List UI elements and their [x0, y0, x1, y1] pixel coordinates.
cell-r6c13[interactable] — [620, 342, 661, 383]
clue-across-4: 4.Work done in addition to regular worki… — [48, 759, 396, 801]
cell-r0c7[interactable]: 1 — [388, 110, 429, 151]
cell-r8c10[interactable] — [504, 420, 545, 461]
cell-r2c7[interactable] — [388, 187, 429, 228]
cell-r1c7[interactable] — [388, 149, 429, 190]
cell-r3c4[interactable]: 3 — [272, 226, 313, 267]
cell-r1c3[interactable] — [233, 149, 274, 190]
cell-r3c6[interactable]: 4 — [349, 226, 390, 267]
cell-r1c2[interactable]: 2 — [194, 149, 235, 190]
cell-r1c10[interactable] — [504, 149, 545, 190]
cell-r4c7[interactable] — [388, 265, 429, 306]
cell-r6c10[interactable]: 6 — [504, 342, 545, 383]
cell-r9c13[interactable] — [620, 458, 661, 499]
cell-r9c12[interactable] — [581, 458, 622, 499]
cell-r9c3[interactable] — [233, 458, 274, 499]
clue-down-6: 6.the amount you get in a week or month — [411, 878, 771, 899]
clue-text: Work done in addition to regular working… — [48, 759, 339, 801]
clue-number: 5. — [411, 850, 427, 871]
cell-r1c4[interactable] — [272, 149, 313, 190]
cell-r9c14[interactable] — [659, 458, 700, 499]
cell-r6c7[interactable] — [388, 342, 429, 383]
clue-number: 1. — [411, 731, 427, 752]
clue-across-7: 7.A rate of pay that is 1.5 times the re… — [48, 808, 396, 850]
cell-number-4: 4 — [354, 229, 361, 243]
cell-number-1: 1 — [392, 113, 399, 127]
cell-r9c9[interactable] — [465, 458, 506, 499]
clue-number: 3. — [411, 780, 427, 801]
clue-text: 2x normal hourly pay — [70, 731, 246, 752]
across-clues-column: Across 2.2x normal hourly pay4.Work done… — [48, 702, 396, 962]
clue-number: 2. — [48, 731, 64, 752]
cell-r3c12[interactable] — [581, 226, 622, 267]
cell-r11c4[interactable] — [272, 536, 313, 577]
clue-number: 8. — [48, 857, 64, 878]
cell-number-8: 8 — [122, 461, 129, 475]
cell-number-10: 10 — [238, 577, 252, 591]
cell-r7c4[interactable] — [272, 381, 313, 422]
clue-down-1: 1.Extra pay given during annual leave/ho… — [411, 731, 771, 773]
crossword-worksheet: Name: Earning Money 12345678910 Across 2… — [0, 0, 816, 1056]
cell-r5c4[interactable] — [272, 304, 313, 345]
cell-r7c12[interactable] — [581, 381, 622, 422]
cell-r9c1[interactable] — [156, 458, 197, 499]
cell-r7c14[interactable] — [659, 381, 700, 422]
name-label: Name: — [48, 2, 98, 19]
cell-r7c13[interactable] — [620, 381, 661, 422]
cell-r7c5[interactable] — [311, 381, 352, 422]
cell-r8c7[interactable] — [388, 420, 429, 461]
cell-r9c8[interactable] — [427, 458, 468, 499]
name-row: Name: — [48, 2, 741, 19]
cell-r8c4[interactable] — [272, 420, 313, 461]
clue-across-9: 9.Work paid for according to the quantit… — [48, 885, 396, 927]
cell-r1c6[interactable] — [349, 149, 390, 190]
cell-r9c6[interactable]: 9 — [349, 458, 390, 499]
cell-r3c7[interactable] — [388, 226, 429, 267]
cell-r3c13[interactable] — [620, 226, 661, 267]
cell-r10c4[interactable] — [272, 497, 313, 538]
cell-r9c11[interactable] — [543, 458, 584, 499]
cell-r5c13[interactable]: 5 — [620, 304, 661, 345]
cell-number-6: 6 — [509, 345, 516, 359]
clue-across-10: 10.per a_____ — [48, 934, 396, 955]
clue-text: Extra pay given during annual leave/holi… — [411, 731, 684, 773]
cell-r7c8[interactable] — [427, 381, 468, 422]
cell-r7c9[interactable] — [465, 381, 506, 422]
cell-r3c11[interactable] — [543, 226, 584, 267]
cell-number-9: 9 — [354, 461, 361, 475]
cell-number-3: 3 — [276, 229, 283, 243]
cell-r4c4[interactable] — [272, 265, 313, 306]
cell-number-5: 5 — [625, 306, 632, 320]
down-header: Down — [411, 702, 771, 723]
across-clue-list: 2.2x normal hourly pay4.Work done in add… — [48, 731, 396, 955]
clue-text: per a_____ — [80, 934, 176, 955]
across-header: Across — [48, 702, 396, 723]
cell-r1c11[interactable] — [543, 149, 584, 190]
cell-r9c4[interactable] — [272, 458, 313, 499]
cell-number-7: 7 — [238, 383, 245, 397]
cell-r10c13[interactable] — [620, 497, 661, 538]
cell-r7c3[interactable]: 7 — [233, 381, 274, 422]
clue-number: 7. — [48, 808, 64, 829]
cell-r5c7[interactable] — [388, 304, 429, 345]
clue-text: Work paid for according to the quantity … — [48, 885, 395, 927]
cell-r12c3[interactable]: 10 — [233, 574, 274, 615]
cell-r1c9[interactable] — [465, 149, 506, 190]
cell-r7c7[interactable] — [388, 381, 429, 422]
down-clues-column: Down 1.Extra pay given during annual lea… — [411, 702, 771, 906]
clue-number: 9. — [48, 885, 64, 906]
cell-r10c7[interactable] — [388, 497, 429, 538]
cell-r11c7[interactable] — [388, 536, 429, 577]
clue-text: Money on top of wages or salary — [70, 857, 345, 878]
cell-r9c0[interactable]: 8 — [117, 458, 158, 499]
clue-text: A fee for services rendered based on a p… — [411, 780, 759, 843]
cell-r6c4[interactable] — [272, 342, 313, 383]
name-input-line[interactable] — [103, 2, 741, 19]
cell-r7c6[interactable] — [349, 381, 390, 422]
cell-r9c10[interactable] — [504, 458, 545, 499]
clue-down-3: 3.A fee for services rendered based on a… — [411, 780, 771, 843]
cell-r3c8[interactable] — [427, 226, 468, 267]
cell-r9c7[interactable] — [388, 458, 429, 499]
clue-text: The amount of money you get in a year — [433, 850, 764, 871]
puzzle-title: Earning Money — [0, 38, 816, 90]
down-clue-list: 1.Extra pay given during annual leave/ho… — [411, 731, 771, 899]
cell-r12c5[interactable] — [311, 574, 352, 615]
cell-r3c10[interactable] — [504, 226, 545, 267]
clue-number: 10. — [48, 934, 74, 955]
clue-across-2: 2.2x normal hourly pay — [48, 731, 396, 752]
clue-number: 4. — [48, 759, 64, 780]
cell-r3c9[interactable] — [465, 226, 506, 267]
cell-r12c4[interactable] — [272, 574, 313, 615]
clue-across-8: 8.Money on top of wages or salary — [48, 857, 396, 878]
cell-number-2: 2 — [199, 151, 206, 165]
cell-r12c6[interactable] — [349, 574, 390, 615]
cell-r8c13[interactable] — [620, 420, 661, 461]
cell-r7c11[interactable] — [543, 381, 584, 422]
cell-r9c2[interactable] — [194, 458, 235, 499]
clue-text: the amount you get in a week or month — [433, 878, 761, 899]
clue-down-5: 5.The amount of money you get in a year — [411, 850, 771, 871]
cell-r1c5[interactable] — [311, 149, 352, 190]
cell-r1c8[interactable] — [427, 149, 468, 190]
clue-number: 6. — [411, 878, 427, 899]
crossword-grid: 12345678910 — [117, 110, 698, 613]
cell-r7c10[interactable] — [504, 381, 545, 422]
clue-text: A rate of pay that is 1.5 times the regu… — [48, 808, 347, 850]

--------------------------------

_EXERCISE DIRECTIONS_
Reproduce every line of the listing above without any change.

_OUTPUT FOR THIS TASK_
List UI elements and their [x0, y0, x1, y1] pixel coordinates.
cell-r6c13[interactable] — [620, 342, 661, 383]
clue-across-4: 4.Work done in addition to regular worki… — [48, 759, 396, 801]
cell-r0c7[interactable]: 1 — [388, 110, 429, 151]
cell-r8c10[interactable] — [504, 420, 545, 461]
cell-r2c7[interactable] — [388, 187, 429, 228]
cell-r1c7[interactable] — [388, 149, 429, 190]
cell-r3c4[interactable]: 3 — [272, 226, 313, 267]
cell-r1c3[interactable] — [233, 149, 274, 190]
cell-r3c6[interactable]: 4 — [349, 226, 390, 267]
cell-r1c2[interactable]: 2 — [194, 149, 235, 190]
cell-r1c10[interactable] — [504, 149, 545, 190]
cell-r4c7[interactable] — [388, 265, 429, 306]
cell-r6c10[interactable]: 6 — [504, 342, 545, 383]
cell-r9c13[interactable] — [620, 458, 661, 499]
cell-r9c12[interactable] — [581, 458, 622, 499]
cell-r9c3[interactable] — [233, 458, 274, 499]
clue-down-6: 6.the amount you get in a week or month — [411, 878, 771, 899]
clue-text: Work done in addition to regular working… — [48, 759, 339, 801]
clue-number: 5. — [411, 850, 427, 871]
cell-r1c4[interactable] — [272, 149, 313, 190]
cell-r9c14[interactable] — [659, 458, 700, 499]
cell-r6c7[interactable] — [388, 342, 429, 383]
clue-number: 1. — [411, 731, 427, 752]
clue-across-7: 7.A rate of pay that is 1.5 times the re… — [48, 808, 396, 850]
cell-number-4: 4 — [354, 229, 361, 243]
cell-number-1: 1 — [392, 113, 399, 127]
cell-r9c9[interactable] — [465, 458, 506, 499]
clue-number: 3. — [411, 780, 427, 801]
clue-text: 2x normal hourly pay — [70, 731, 246, 752]
across-clues-column: Across 2.2x normal hourly pay4.Work done… — [48, 702, 396, 962]
clue-number: 2. — [48, 731, 64, 752]
cell-r3c12[interactable] — [581, 226, 622, 267]
cell-r11c4[interactable] — [272, 536, 313, 577]
clue-number: 8. — [48, 857, 64, 878]
cell-number-8: 8 — [122, 461, 129, 475]
cell-number-10: 10 — [238, 577, 252, 591]
cell-r7c4[interactable] — [272, 381, 313, 422]
clue-down-1: 1.Extra pay given during annual leave/ho… — [411, 731, 771, 773]
crossword-worksheet: Name: Earning Money 12345678910 Across 2… — [0, 0, 816, 1056]
cell-r5c4[interactable] — [272, 304, 313, 345]
cell-r7c12[interactable] — [581, 381, 622, 422]
cell-r9c1[interactable] — [156, 458, 197, 499]
cell-r7c14[interactable] — [659, 381, 700, 422]
name-label: Name: — [48, 2, 98, 19]
cell-r7c13[interactable] — [620, 381, 661, 422]
cell-r7c5[interactable] — [311, 381, 352, 422]
cell-r8c7[interactable] — [388, 420, 429, 461]
cell-r9c8[interactable] — [427, 458, 468, 499]
name-row: Name: — [48, 2, 741, 19]
cell-r8c4[interactable] — [272, 420, 313, 461]
clue-across-9: 9.Work paid for according to the quantit… — [48, 885, 396, 927]
cell-r1c6[interactable] — [349, 149, 390, 190]
cell-r9c6[interactable]: 9 — [349, 458, 390, 499]
cell-r3c7[interactable] — [388, 226, 429, 267]
cell-r3c13[interactable] — [620, 226, 661, 267]
cell-r10c4[interactable] — [272, 497, 313, 538]
cell-r9c11[interactable] — [543, 458, 584, 499]
cell-r5c13[interactable]: 5 — [620, 304, 661, 345]
cell-number-6: 6 — [509, 345, 516, 359]
clue-across-10: 10.per a_____ — [48, 934, 396, 955]
clue-text: Extra pay given during annual leave/holi… — [411, 731, 684, 773]
cell-r7c8[interactable] — [427, 381, 468, 422]
cell-r7c9[interactable] — [465, 381, 506, 422]
cell-r3c11[interactable] — [543, 226, 584, 267]
cell-number-9: 9 — [354, 461, 361, 475]
cell-number-3: 3 — [276, 229, 283, 243]
cell-r4c4[interactable] — [272, 265, 313, 306]
cell-number-5: 5 — [625, 306, 632, 320]
down-header: Down — [411, 702, 771, 723]
across-clue-list: 2.2x normal hourly pay4.Work done in add… — [48, 731, 396, 955]
clue-text: per a_____ — [80, 934, 176, 955]
across-header: Across — [48, 702, 396, 723]
cell-r1c11[interactable] — [543, 149, 584, 190]
cell-r9c4[interactable] — [272, 458, 313, 499]
cell-number-7: 7 — [238, 383, 245, 397]
cell-r10c13[interactable] — [620, 497, 661, 538]
cell-r7c3[interactable]: 7 — [233, 381, 274, 422]
clue-number: 7. — [48, 808, 64, 829]
cell-r5c7[interactable] — [388, 304, 429, 345]
clue-text: Work paid for according to the quantity … — [48, 885, 395, 927]
cell-r12c3[interactable]: 10 — [233, 574, 274, 615]
cell-r1c9[interactable] — [465, 149, 506, 190]
cell-r7c7[interactable] — [388, 381, 429, 422]
down-clues-column: Down 1.Extra pay given during annual lea… — [411, 702, 771, 906]
clue-number: 9. — [48, 885, 64, 906]
cell-r10c7[interactable] — [388, 497, 429, 538]
cell-r11c7[interactable] — [388, 536, 429, 577]
clue-text: Money on top of wages or salary — [70, 857, 345, 878]
cell-r9c0[interactable]: 8 — [117, 458, 158, 499]
clue-text: A fee for services rendered based on a p… — [411, 780, 759, 843]
cell-r6c4[interactable] — [272, 342, 313, 383]
name-input-line[interactable] — [103, 2, 741, 19]
cell-r7c6[interactable] — [349, 381, 390, 422]
cell-r9c10[interactable] — [504, 458, 545, 499]
clue-down-3: 3.A fee for services rendered based on a… — [411, 780, 771, 843]
cell-r3c8[interactable] — [427, 226, 468, 267]
cell-r9c7[interactable] — [388, 458, 429, 499]
clue-text: The amount of money you get in a year — [433, 850, 764, 871]
puzzle-title: Earning Money — [0, 38, 816, 90]
down-clue-list: 1.Extra pay given during annual leave/ho… — [411, 731, 771, 899]
cell-r12c5[interactable] — [311, 574, 352, 615]
cell-r3c10[interactable] — [504, 226, 545, 267]
clue-number: 10. — [48, 934, 74, 955]
clue-across-2: 2.2x normal hourly pay — [48, 731, 396, 752]
clue-number: 4. — [48, 759, 64, 780]
cell-r3c9[interactable] — [465, 226, 506, 267]
cell-r12c4[interactable] — [272, 574, 313, 615]
clue-across-8: 8.Money on top of wages or salary — [48, 857, 396, 878]
cell-number-2: 2 — [199, 151, 206, 165]
cell-r12c6[interactable] — [349, 574, 390, 615]
cell-r8c13[interactable] — [620, 420, 661, 461]
cell-r7c11[interactable] — [543, 381, 584, 422]
cell-r9c2[interactable] — [194, 458, 235, 499]
clue-text: the amount you get in a week or month — [433, 878, 761, 899]
clue-down-5: 5.The amount of money you get in a year — [411, 850, 771, 871]
cell-r1c5[interactable] — [311, 149, 352, 190]
cell-r1c8[interactable] — [427, 149, 468, 190]
clue-number: 6. — [411, 878, 427, 899]
crossword-grid: 12345678910 — [117, 110, 698, 613]
cell-r7c10[interactable] — [504, 381, 545, 422]
clue-text: A rate of pay that is 1.5 times the regu… — [48, 808, 347, 850]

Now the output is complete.